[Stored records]
━━━━━━━━
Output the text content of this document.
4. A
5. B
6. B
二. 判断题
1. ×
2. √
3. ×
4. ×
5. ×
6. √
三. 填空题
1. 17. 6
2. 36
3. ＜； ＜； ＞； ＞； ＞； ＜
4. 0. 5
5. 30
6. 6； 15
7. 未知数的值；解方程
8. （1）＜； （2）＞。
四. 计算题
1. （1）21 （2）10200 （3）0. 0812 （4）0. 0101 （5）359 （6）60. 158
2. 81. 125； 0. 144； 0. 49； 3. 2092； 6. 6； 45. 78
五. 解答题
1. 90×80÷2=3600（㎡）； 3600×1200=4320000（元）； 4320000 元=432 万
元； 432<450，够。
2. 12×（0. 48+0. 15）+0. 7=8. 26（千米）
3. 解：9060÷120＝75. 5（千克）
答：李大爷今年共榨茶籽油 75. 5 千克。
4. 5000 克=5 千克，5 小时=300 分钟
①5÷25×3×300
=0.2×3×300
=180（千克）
━━━━━━━━
• **PROBLEM DETAILS**
Repeat every record, exactly as written.

• **FINISHED EXERCISE**
Output the text content of this document.
4. A
5. B
6. B
二. 判断题
1. ×
2. √
3. ×
4. ×
5. ×
6. √
三. 填空题
1. 17. 6
2. 36
3. ＜； ＜； ＞； ＞； ＞； ＜
4. 0. 5
5. 30
6. 6； 15
7. 未知数的值；解方程
8. （1）＜； （2）＞。
四. 计算题
1. （1）21 （2）10200 （3）0. 0812 （4）0. 0101 （5）359 （6）60. 158
2. 81. 125； 0. 144； 0. 49； 3. 2092； 6. 6； 45. 78
五. 解答题
1. 90×80÷2=3600（㎡）； 3600×1200=4320000（元）； 4320000 元=432 万
元； 432<450，够。
2. 12×（0. 48+0. 15）+0. 7=8. 26（千米）
3. 解：9060÷120＝75. 5（千克）
答：李大爷今年共榨茶籽油 75. 5 千克。
4. 5000 克=5 千克，5 小时=300 分钟
①5÷25×3×300
=0.2×3×300
=180（千克）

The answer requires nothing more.